==== Excerpted data

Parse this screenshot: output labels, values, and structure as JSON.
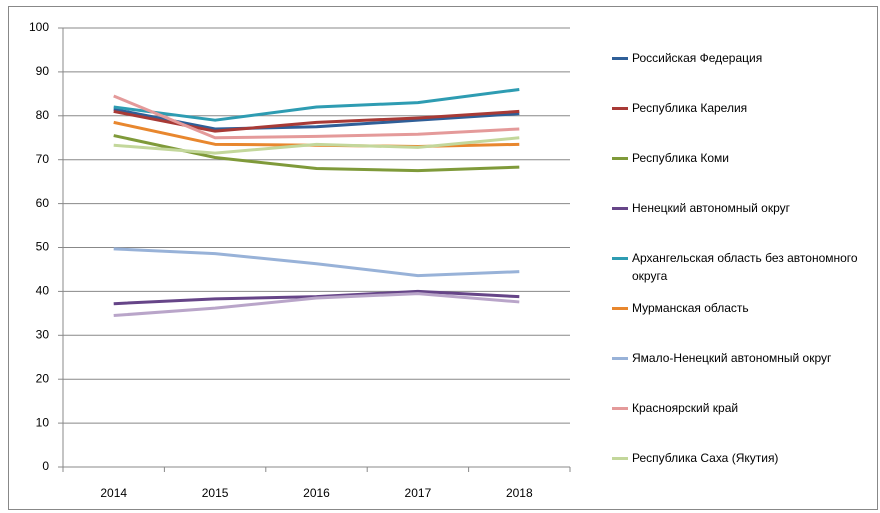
{
  "chart_data": {
    "type": "line",
    "categories": [
      "2014",
      "2015",
      "2016",
      "2017",
      "2018"
    ],
    "ylim": [
      0,
      100
    ],
    "yticks": [
      0,
      10,
      20,
      30,
      40,
      50,
      60,
      70,
      80,
      90,
      100
    ],
    "grid": true,
    "legend": "right",
    "series": [
      {
        "name": "Российская Федерация",
        "color": "#2f5f98",
        "values": [
          81.5,
          77,
          77.5,
          79,
          80.5
        ]
      },
      {
        "name": "Республика Карелия",
        "color": "#a83a36",
        "values": [
          81,
          76.5,
          78.5,
          79.5,
          81
        ]
      },
      {
        "name": "Республика Коми",
        "color": "#7f9a3a",
        "values": [
          75.5,
          70.5,
          68,
          67.5,
          68.3
        ]
      },
      {
        "name": "Ненецкий автономный округ",
        "color": "#664588",
        "values": [
          37.2,
          38.3,
          38.8,
          40,
          38.8
        ]
      },
      {
        "name": "Архангельская область без автономного округа",
        "color": "#2e9cb2",
        "values": [
          82,
          79,
          82,
          83,
          86
        ]
      },
      {
        "name": "Мурманская область",
        "color": "#e8872e",
        "values": [
          78.5,
          73.5,
          73.3,
          73,
          73.5
        ]
      },
      {
        "name": "Ямало-Ненецкий автономный округ",
        "color": "#98b2d8",
        "values": [
          49.7,
          48.6,
          46.3,
          43.6,
          44.5
        ]
      },
      {
        "name": "Красноярский край",
        "color": "#e49a9a",
        "values": [
          84.5,
          75,
          75.3,
          75.8,
          77
        ]
      },
      {
        "name": "Республика Саха (Якутия)",
        "color": "#c3d79b",
        "values": [
          73.3,
          71.5,
          73.5,
          72.8,
          75
        ]
      },
      {
        "color": "#b9a5c9",
        "values": [
          34.5,
          36.2,
          38.5,
          39.5,
          37.6
        ]
      }
    ]
  }
}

========

Omit the pictures, then quote the rest of the material above exactly.

> **Answer for the task**:
Parse this screenshot: output labels, values, and structure as JSON.
{
  "chart_data": {
    "type": "line",
    "categories": [
      "2014",
      "2015",
      "2016",
      "2017",
      "2018"
    ],
    "ylim": [
      0,
      100
    ],
    "yticks": [
      0,
      10,
      20,
      30,
      40,
      50,
      60,
      70,
      80,
      90,
      100
    ],
    "grid": true,
    "legend": "right",
    "series": [
      {
        "name": "Российская Федерация",
        "color": "#2f5f98",
        "values": [
          81.5,
          77,
          77.5,
          79,
          80.5
        ]
      },
      {
        "name": "Республика Карелия",
        "color": "#a83a36",
        "values": [
          81,
          76.5,
          78.5,
          79.5,
          81
        ]
      },
      {
        "name": "Республика Коми",
        "color": "#7f9a3a",
        "values": [
          75.5,
          70.5,
          68,
          67.5,
          68.3
        ]
      },
      {
        "name": "Ненецкий автономный округ",
        "color": "#664588",
        "values": [
          37.2,
          38.3,
          38.8,
          40,
          38.8
        ]
      },
      {
        "name": "Архангельская область без автономного округа",
        "color": "#2e9cb2",
        "values": [
          82,
          79,
          82,
          83,
          86
        ]
      },
      {
        "name": "Мурманская область",
        "color": "#e8872e",
        "values": [
          78.5,
          73.5,
          73.3,
          73,
          73.5
        ]
      },
      {
        "name": "Ямало-Ненецкий автономный округ",
        "color": "#98b2d8",
        "values": [
          49.7,
          48.6,
          46.3,
          43.6,
          44.5
        ]
      },
      {
        "name": "Красноярский край",
        "color": "#e49a9a",
        "values": [
          84.5,
          75,
          75.3,
          75.8,
          77
        ]
      },
      {
        "name": "Республика Саха (Якутия)",
        "color": "#c3d79b",
        "values": [
          73.3,
          71.5,
          73.5,
          72.8,
          75
        ]
      },
      {
        "color": "#b9a5c9",
        "values": [
          34.5,
          36.2,
          38.5,
          39.5,
          37.6
        ]
      }
    ]
  }
}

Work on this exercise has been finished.